>> BEGIN INFORMATION SUPPLIED

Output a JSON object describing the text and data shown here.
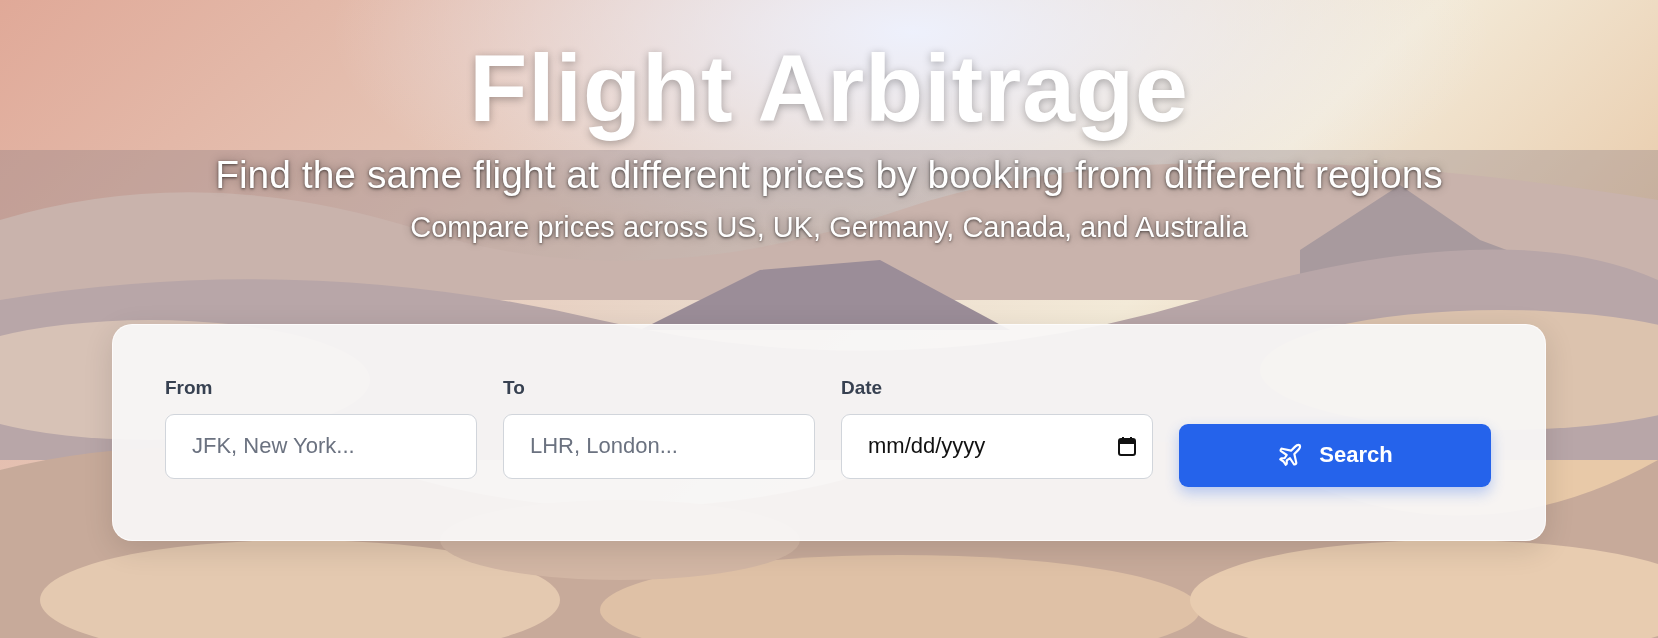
{
  "hero": {
    "title": "Flight Arbitrage",
    "subtitle": "Find the same flight at different prices by booking from different regions",
    "note": "Compare prices across US, UK, Germany, Canada, and Australia"
  },
  "search_form": {
    "fields": [
      {
        "kind": "text",
        "label": "From",
        "placeholder": "JFK, New York..."
      },
      {
        "kind": "text",
        "label": "To",
        "placeholder": "LHR, London..."
      },
      {
        "kind": "date",
        "label": "Date",
        "placeholder": "mm/dd/yyyy"
      }
    ],
    "button": {
      "label": "Search"
    }
  }
}
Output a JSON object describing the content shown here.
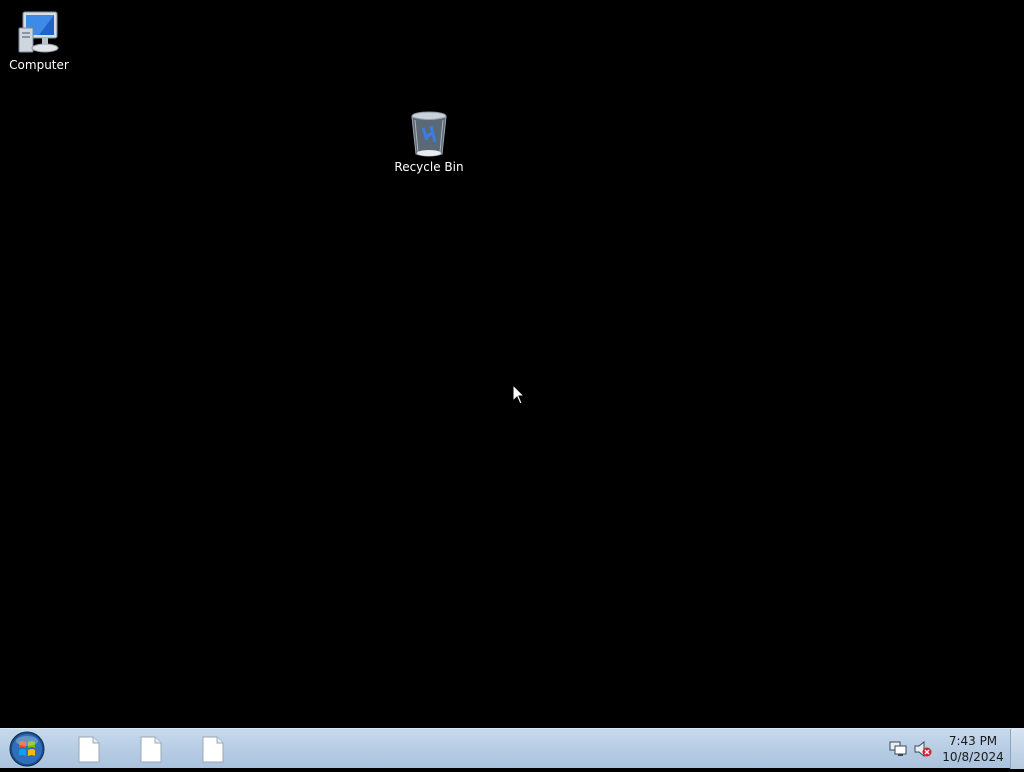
{
  "desktop": {
    "icons": [
      {
        "label": "Computer",
        "icon": "computer-icon"
      },
      {
        "label": "Recycle Bin",
        "icon": "recycle-bin-icon"
      }
    ]
  },
  "taskbar": {
    "start_icon": "windows-start-orb-icon",
    "items": [
      {
        "icon": "document-icon"
      },
      {
        "icon": "document-icon"
      },
      {
        "icon": "document-icon"
      }
    ],
    "tray": {
      "network_icon": "network-icon",
      "volume_icon": "volume-muted-icon"
    },
    "clock": {
      "time": "7:43 PM",
      "date": "10/8/2024"
    }
  },
  "colors": {
    "desktop_background": "#000000",
    "taskbar_top": "#c7d9ec",
    "taskbar_bottom": "#a9c2dd"
  }
}
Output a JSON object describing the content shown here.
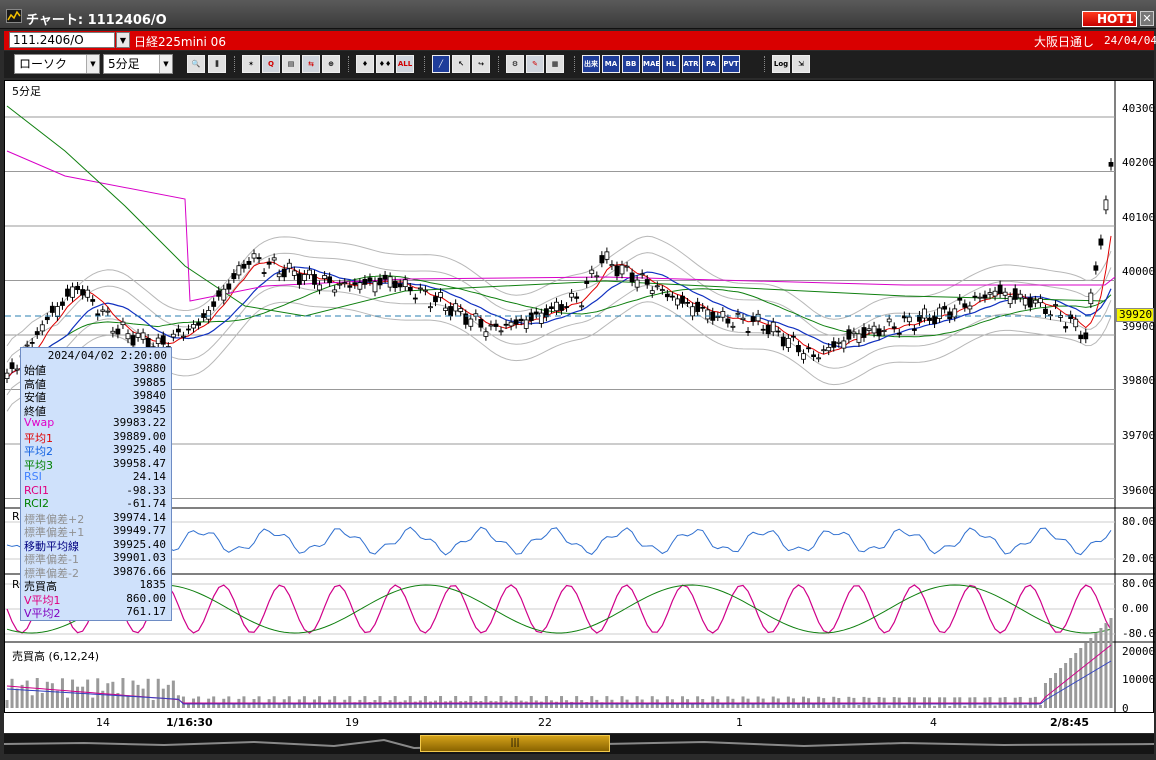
{
  "window": {
    "title": "チャート: 1112406/O",
    "hot_label": "HOT1",
    "close_label": "✕"
  },
  "infobar": {
    "symbol": "111.2406/O",
    "instrument": "日経225mini 06",
    "market": "大阪日通し",
    "date": "24/04/04"
  },
  "toolbar": {
    "chart_type": "ローソク",
    "interval": "5分足",
    "buttons": [
      {
        "name": "zoom-button",
        "label": "🔍"
      },
      {
        "name": "split-button",
        "label": "⫼"
      },
      {
        "name": "tool-1",
        "label": "✶"
      },
      {
        "name": "tool-2",
        "label": "Q"
      },
      {
        "name": "tool-3",
        "label": "▤"
      },
      {
        "name": "tool-4",
        "label": "⇆"
      },
      {
        "name": "tool-5",
        "label": "⊕"
      },
      {
        "name": "candle-1",
        "label": "♦"
      },
      {
        "name": "candle-2",
        "label": "♦♦"
      },
      {
        "name": "all-button",
        "label": "ALL"
      },
      {
        "name": "draw-line-button",
        "label": "╱"
      },
      {
        "name": "pointer-button",
        "label": "↖"
      },
      {
        "name": "arrow-button",
        "label": "↪"
      },
      {
        "name": "settings-button",
        "label": "⚙"
      },
      {
        "name": "pen-button",
        "label": "✎"
      },
      {
        "name": "color-button",
        "label": "▦"
      },
      {
        "name": "vol-button",
        "label": "出来"
      },
      {
        "name": "ma-button",
        "label": "MA"
      },
      {
        "name": "bb-button",
        "label": "BB"
      },
      {
        "name": "mae-button",
        "label": "MAE"
      },
      {
        "name": "hl-button",
        "label": "HL"
      },
      {
        "name": "atr-button",
        "label": "ATR"
      },
      {
        "name": "para-button",
        "label": "PA RA"
      },
      {
        "name": "pvt-button",
        "label": "PVT"
      },
      {
        "name": "log-button",
        "label": "Log"
      },
      {
        "name": "export-button",
        "label": "⇲"
      }
    ]
  },
  "chart": {
    "panel_label": "5分足",
    "rsi_label": "RS",
    "rci_label": "RC",
    "volume_label": "売買高 (6,12,24)",
    "price_ticks": [
      "40300",
      "40200",
      "40100",
      "40000",
      "39900",
      "39800",
      "39700",
      "39600"
    ],
    "current_price": "39920",
    "rsi_ticks": [
      "80.00",
      "20.00"
    ],
    "rci_ticks": [
      "80.00",
      "0.00",
      "-80.00"
    ],
    "volume_ticks": [
      "20000",
      "10000",
      "0"
    ],
    "x_labels": [
      "14",
      "1/16:30",
      "19",
      "22",
      "1",
      "4",
      "2/8:45"
    ]
  },
  "tooltip": {
    "timestamp": "2024/04/02  2:20:00",
    "rows": [
      {
        "k": "始値",
        "v": "39880",
        "c": "#000000"
      },
      {
        "k": "高値",
        "v": "39885",
        "c": "#000000"
      },
      {
        "k": "安値",
        "v": "39840",
        "c": "#000000"
      },
      {
        "k": "終値",
        "v": "39845",
        "c": "#000000"
      },
      {
        "k": "Vwap",
        "v": "39983.22",
        "c": "#e000c8"
      },
      {
        "k": "平均1",
        "v": "39889.00",
        "c": "#e00000"
      },
      {
        "k": "平均2",
        "v": "39925.40",
        "c": "#1060e0"
      },
      {
        "k": "平均3",
        "v": "39958.47",
        "c": "#008000"
      },
      {
        "k": "RSI",
        "v": "24.14",
        "c": "#4080ff"
      },
      {
        "k": "RCI1",
        "v": "-98.33",
        "c": "#e00080"
      },
      {
        "k": "RCI2",
        "v": "-61.74",
        "c": "#008000"
      },
      {
        "k": "標準偏差+2",
        "v": "39974.14",
        "c": "#909090"
      },
      {
        "k": "標準偏差+1",
        "v": "39949.77",
        "c": "#909090"
      },
      {
        "k": "移動平均線",
        "v": "39925.40",
        "c": "#000080"
      },
      {
        "k": "標準偏差-1",
        "v": "39901.03",
        "c": "#909090"
      },
      {
        "k": "標準偏差-2",
        "v": "39876.66",
        "c": "#909090"
      },
      {
        "k": "売買高",
        "v": "1835",
        "c": "#000000"
      },
      {
        "k": "V平均1",
        "v": "860.00",
        "c": "#e00080"
      },
      {
        "k": "V平均2",
        "v": "761.17",
        "c": "#8000c0"
      }
    ]
  }
}
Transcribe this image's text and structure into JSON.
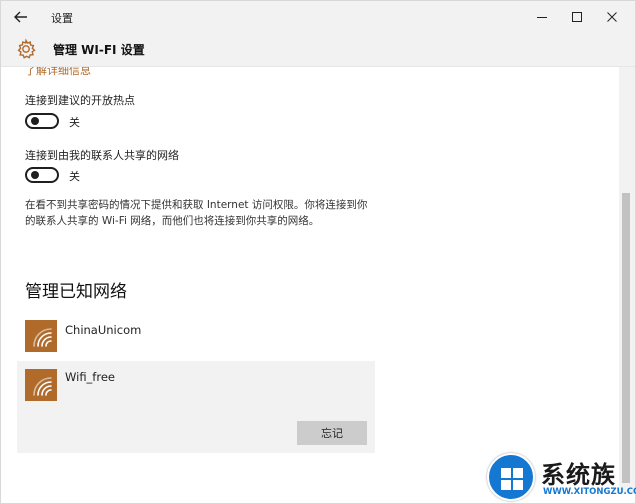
{
  "window": {
    "app_title": "设置",
    "back_icon": "back-arrow-icon",
    "controls": {
      "minimize": "—",
      "maximize": "☐",
      "close": "✕"
    }
  },
  "header": {
    "icon": "gear-icon",
    "title": "管理 WI-FI 设置",
    "accent_color": "#b06a2a"
  },
  "content": {
    "cut_link": "了解详细信息",
    "settings": [
      {
        "label": "连接到建议的开放热点",
        "state": "关"
      },
      {
        "label": "连接到由我的联系人共享的网络",
        "state": "关"
      }
    ],
    "description": "在看不到共享密码的情况下提供和获取 Internet 访问权限。你将连接到你的联系人共享的 Wi-Fi 网络，而他们也将连接到你共享的网络。",
    "section_title": "管理已知网络",
    "networks": [
      {
        "name": "ChinaUnicom",
        "icon": "wifi-icon"
      },
      {
        "name": "Wifi_free",
        "icon": "wifi-icon",
        "selected": true,
        "button": "忘记"
      }
    ]
  },
  "watermark": {
    "title": "系统族",
    "url": "WWW.XITONGZU.COM"
  }
}
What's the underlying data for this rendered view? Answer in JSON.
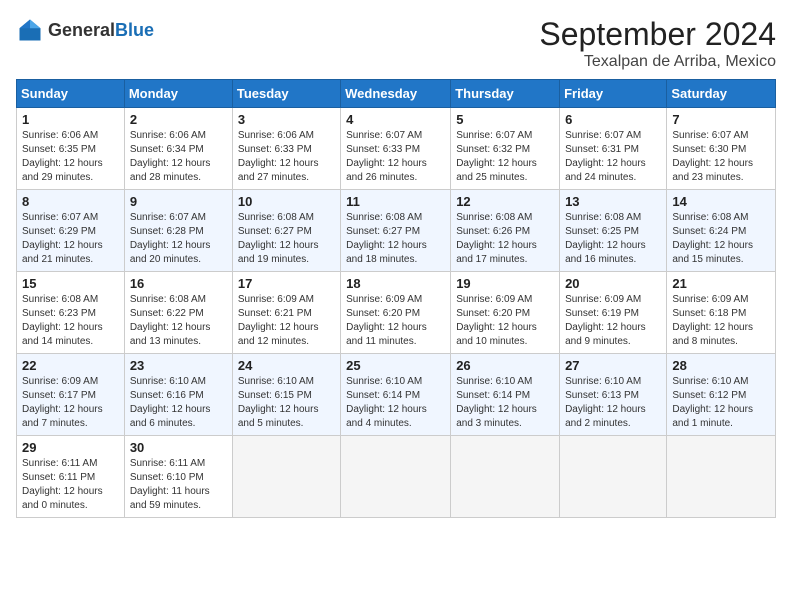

>> END INFORMATION SUPPLIED

## WORK TO BE COMPLETED
Repeat each entry above word for word, leaving every picture out.

## WRITTEN RESPONSE
Output a JSON object describing the text and data shown here.
{
  "hero": {
    "title": "Flight Arbitrage",
    "subtitle": "Find the same flight at different prices by booking from different regions",
    "note": "Compare prices across US, UK, Germany, Canada, and Australia"
  },
  "search_form": {
    "fields": [
      {
        "kind": "text",
        "label": "From",
        "placeholder": "JFK, New York..."
      },
      {
        "kind": "text",
        "label": "To",
        "placeholder": "LHR, London..."
      },
      {
        "kind": "date",
        "label": "Date",
        "placeholder": "mm/dd/yyyy"
      }
    ],
    "button": {
      "label": "Search"
    }
  }
}
Output a JSON object describing the content shown here.
{
  "desktop": {
    "icons": [
      {
        "label": "Computer",
        "icon": "computer-icon"
      },
      {
        "label": "Recycle Bin",
        "icon": "recycle-bin-icon"
      }
    ]
  },
  "taskbar": {
    "start_icon": "windows-start-orb-icon",
    "items": [
      {
        "icon": "document-icon"
      },
      {
        "icon": "document-icon"
      },
      {
        "icon": "document-icon"
      }
    ],
    "tray": {
      "network_icon": "network-icon",
      "volume_icon": "volume-muted-icon"
    },
    "clock": {
      "time": "7:43 PM",
      "date": "10/8/2024"
    }
  },
  "colors": {
    "desktop_background": "#000000",
    "taskbar_top": "#c7d9ec",
    "taskbar_bottom": "#a9c2dd"
  }
}
Output a JSON object describing the content shown here.
{
  "window": {
    "title": "チャート: 1112406/O",
    "hot_label": "HOT1",
    "close_label": "✕"
  },
  "infobar": {
    "symbol": "111.2406/O",
    "instrument": "日経225mini 06",
    "market": "大阪日通し",
    "date": "24/04/04"
  },
  "toolbar": {
    "chart_type": "ローソク",
    "interval": "5分足",
    "buttons": [
      {
        "name": "zoom-button",
        "label": "🔍"
      },
      {
        "name": "split-button",
        "label": "⫼"
      },
      {
        "name": "tool-1",
        "label": "✶"
      },
      {
        "name": "tool-2",
        "label": "Q"
      },
      {
        "name": "tool-3",
        "label": "▤"
      },
      {
        "name": "tool-4",
        "label": "⇆"
      },
      {
        "name": "tool-5",
        "label": "⊕"
      },
      {
        "name": "candle-1",
        "label": "♦"
      },
      {
        "name": "candle-2",
        "label": "♦♦"
      },
      {
        "name": "all-button",
        "label": "ALL"
      },
      {
        "name": "draw-line-button",
        "label": "╱"
      },
      {
        "name": "pointer-button",
        "label": "↖"
      },
      {
        "name": "arrow-button",
        "label": "↪"
      },
      {
        "name": "settings-button",
        "label": "⚙"
      },
      {
        "name": "pen-button",
        "label": "✎"
      },
      {
        "name": "color-button",
        "label": "▦"
      },
      {
        "name": "vol-button",
        "label": "出来"
      },
      {
        "name": "ma-button",
        "label": "MA"
      },
      {
        "name": "bb-button",
        "label": "BB"
      },
      {
        "name": "mae-button",
        "label": "MAE"
      },
      {
        "name": "hl-button",
        "label": "HL"
      },
      {
        "name": "atr-button",
        "label": "ATR"
      },
      {
        "name": "para-button",
        "label": "PA RA"
      },
      {
        "name": "pvt-button",
        "label": "PVT"
      },
      {
        "name": "log-button",
        "label": "Log"
      },
      {
        "name": "export-button",
        "label": "⇲"
      }
    ]
  },
  "chart": {
    "panel_label": "5分足",
    "rsi_label": "RS",
    "rci_label": "RC",
    "volume_label": "売買高 (6,12,24)",
    "price_ticks": [
      "40300",
      "40200",
      "40100",
      "40000",
      "39900",
      "39800",
      "39700",
      "39600"
    ],
    "current_price": "39920",
    "rsi_ticks": [
      "80.00",
      "20.00"
    ],
    "rci_ticks": [
      "80.00",
      "0.00",
      "-80.00"
    ],
    "volume_ticks": [
      "20000",
      "10000",
      "0"
    ],
    "x_labels": [
      "14",
      "1/16:30",
      "19",
      "22",
      "1",
      "4",
      "2/8:45"
    ]
  },
  "tooltip": {
    "timestamp": "2024/04/02  2:20:00",
    "rows": [
      {
        "k": "始値",
        "v": "39880",
        "c": "#000000"
      },
      {
        "k": "高値",
        "v": "39885",
        "c": "#000000"
      },
      {
        "k": "安値",
        "v": "39840",
        "c": "#000000"
      },
      {
        "k": "終値",
        "v": "39845",
        "c": "#000000"
      },
      {
        "k": "Vwap",
        "v": "39983.22",
        "c": "#e000c8"
      },
      {
        "k": "平均1",
        "v": "39889.00",
        "c": "#e00000"
      },
      {
        "k": "平均2",
        "v": "39925.40",
        "c": "#1060e0"
      },
      {
        "k": "平均3",
        "v": "39958.47",
        "c": "#008000"
      },
      {
        "k": "RSI",
        "v": "24.14",
        "c": "#4080ff"
      },
      {
        "k": "RCI1",
        "v": "-98.33",
        "c": "#e00080"
      },
      {
        "k": "RCI2",
        "v": "-61.74",
        "c": "#008000"
      },
      {
        "k": "標準偏差+2",
        "v": "39974.14",
        "c": "#909090"
      },
      {
        "k": "標準偏差+1",
        "v": "39949.77",
        "c": "#909090"
      },
      {
        "k": "移動平均線",
        "v": "39925.40",
        "c": "#000080"
      },
      {
        "k": "標準偏差-1",
        "v": "39901.03",
        "c": "#909090"
      },
      {
        "k": "標準偏差-2",
        "v": "39876.66",
        "c": "#909090"
      },
      {
        "k": "売買高",
        "v": "1835",
        "c": "#000000"
      },
      {
        "k": "V平均1",
        "v": "860.00",
        "c": "#e00080"
      },
      {
        "k": "V平均2",
        "v": "761.17",
        "c": "#8000c0"
      }
    ]
  }
}
Transcribe this image's text and structure into JSON.
{
  "window": {
    "app_title": "设置",
    "back_icon": "back-arrow-icon",
    "controls": {
      "minimize": "—",
      "maximize": "☐",
      "close": "✕"
    }
  },
  "header": {
    "icon": "gear-icon",
    "title": "管理 WI-FI 设置",
    "accent_color": "#b06a2a"
  },
  "content": {
    "cut_link": "了解详细信息",
    "settings": [
      {
        "label": "连接到建议的开放热点",
        "state": "关"
      },
      {
        "label": "连接到由我的联系人共享的网络",
        "state": "关"
      }
    ],
    "description": "在看不到共享密码的情况下提供和获取 Internet 访问权限。你将连接到你的联系人共享的 Wi-Fi 网络，而他们也将连接到你共享的网络。",
    "section_title": "管理已知网络",
    "networks": [
      {
        "name": "ChinaUnicom",
        "icon": "wifi-icon"
      },
      {
        "name": "Wifi_free",
        "icon": "wifi-icon",
        "selected": true,
        "button": "忘记"
      }
    ]
  },
  "watermark": {
    "title": "系统族",
    "url": "WWW.XITONGZU.COM"
  }
}
What's the underlying data for this rendered view? Answer in JSON.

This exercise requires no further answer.